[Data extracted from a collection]
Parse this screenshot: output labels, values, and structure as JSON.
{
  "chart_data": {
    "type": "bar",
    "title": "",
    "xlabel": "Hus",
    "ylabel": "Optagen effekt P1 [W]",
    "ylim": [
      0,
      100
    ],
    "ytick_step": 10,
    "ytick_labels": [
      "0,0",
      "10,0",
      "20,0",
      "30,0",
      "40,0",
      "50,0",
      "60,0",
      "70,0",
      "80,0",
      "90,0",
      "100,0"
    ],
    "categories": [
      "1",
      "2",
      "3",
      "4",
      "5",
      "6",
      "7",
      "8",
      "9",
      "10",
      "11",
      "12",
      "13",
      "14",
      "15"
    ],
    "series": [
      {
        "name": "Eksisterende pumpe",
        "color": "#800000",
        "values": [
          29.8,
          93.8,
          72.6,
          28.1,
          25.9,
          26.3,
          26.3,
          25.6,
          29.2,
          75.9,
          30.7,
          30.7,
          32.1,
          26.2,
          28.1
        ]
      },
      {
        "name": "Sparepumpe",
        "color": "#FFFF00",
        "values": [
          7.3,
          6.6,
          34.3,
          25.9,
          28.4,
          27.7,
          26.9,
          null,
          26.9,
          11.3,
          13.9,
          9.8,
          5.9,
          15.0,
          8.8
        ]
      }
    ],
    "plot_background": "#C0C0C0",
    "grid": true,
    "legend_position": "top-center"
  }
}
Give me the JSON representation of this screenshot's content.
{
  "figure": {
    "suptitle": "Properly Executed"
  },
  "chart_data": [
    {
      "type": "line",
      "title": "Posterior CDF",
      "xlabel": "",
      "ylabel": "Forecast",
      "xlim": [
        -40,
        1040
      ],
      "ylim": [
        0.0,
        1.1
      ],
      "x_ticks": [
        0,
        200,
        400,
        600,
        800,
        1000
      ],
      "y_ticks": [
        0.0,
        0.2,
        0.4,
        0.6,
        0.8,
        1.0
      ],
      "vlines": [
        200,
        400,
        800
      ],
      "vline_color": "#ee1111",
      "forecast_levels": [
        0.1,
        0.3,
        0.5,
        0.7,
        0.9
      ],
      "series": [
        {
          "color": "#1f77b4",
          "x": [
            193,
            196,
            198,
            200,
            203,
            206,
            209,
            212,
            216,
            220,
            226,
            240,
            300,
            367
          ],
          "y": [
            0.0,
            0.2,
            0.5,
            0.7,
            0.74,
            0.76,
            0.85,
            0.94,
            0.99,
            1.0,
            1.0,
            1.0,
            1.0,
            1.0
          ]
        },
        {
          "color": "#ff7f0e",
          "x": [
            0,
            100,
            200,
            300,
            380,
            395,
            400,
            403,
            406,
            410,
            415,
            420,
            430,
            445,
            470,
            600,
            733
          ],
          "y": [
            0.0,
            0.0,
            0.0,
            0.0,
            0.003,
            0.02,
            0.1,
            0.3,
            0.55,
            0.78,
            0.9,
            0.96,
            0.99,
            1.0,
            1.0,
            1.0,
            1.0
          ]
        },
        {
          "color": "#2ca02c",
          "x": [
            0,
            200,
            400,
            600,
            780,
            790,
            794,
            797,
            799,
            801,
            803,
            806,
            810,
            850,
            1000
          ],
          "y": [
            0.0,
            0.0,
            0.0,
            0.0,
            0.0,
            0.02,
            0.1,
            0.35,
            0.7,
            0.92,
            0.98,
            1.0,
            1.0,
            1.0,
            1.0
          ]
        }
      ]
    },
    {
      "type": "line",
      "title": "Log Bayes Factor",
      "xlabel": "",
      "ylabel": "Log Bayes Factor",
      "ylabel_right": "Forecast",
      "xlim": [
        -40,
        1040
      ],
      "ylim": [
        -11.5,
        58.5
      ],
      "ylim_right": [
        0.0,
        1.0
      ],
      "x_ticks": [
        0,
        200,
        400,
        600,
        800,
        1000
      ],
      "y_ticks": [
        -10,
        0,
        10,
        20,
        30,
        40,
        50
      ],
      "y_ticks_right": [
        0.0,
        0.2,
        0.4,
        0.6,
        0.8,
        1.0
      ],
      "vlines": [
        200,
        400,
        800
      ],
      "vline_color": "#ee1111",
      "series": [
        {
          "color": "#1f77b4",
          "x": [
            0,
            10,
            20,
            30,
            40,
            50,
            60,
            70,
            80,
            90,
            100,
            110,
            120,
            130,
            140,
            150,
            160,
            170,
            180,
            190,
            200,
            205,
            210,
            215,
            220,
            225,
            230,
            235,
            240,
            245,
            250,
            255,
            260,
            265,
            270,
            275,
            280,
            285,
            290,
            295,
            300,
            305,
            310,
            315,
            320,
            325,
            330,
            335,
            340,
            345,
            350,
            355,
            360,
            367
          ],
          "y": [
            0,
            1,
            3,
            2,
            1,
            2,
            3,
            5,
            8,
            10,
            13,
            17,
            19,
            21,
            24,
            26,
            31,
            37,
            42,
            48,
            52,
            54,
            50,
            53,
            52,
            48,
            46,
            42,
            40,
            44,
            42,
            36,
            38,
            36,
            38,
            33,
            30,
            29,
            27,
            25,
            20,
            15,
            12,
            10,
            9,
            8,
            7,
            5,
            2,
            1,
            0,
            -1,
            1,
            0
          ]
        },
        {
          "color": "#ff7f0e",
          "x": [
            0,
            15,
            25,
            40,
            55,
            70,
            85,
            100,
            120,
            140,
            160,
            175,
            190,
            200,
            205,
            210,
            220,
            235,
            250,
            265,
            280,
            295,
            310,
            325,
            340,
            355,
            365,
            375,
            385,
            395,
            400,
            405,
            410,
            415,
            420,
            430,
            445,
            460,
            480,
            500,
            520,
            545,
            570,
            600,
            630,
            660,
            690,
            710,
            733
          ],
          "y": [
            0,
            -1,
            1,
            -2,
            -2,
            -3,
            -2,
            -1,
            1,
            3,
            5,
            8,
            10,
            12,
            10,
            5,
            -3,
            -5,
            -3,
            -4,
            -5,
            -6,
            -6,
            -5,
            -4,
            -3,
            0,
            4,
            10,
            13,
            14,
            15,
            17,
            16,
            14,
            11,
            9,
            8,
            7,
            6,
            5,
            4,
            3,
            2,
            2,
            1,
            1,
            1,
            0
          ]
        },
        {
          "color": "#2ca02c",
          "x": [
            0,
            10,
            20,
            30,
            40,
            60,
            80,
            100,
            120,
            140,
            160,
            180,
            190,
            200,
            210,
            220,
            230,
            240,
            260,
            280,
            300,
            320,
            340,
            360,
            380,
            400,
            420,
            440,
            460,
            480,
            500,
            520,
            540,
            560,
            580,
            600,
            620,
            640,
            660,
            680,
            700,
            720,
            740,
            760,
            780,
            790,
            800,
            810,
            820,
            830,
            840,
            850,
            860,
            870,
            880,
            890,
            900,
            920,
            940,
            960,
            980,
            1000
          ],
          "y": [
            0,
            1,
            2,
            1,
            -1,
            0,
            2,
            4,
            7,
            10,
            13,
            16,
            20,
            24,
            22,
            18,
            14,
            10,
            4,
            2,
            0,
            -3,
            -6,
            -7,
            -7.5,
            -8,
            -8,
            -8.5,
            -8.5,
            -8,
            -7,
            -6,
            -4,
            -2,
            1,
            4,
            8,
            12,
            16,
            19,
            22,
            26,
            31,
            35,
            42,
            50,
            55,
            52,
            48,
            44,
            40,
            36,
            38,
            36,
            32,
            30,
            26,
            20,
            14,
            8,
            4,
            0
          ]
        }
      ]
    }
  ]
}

* _AIM OF THE EXERCISE_
Lines of the material that contain the word "name" are to be gathered.

* _EXERCISE ANSWER_
        "name": "Eksisterende pumpe",
        "name": "Sparepumpe",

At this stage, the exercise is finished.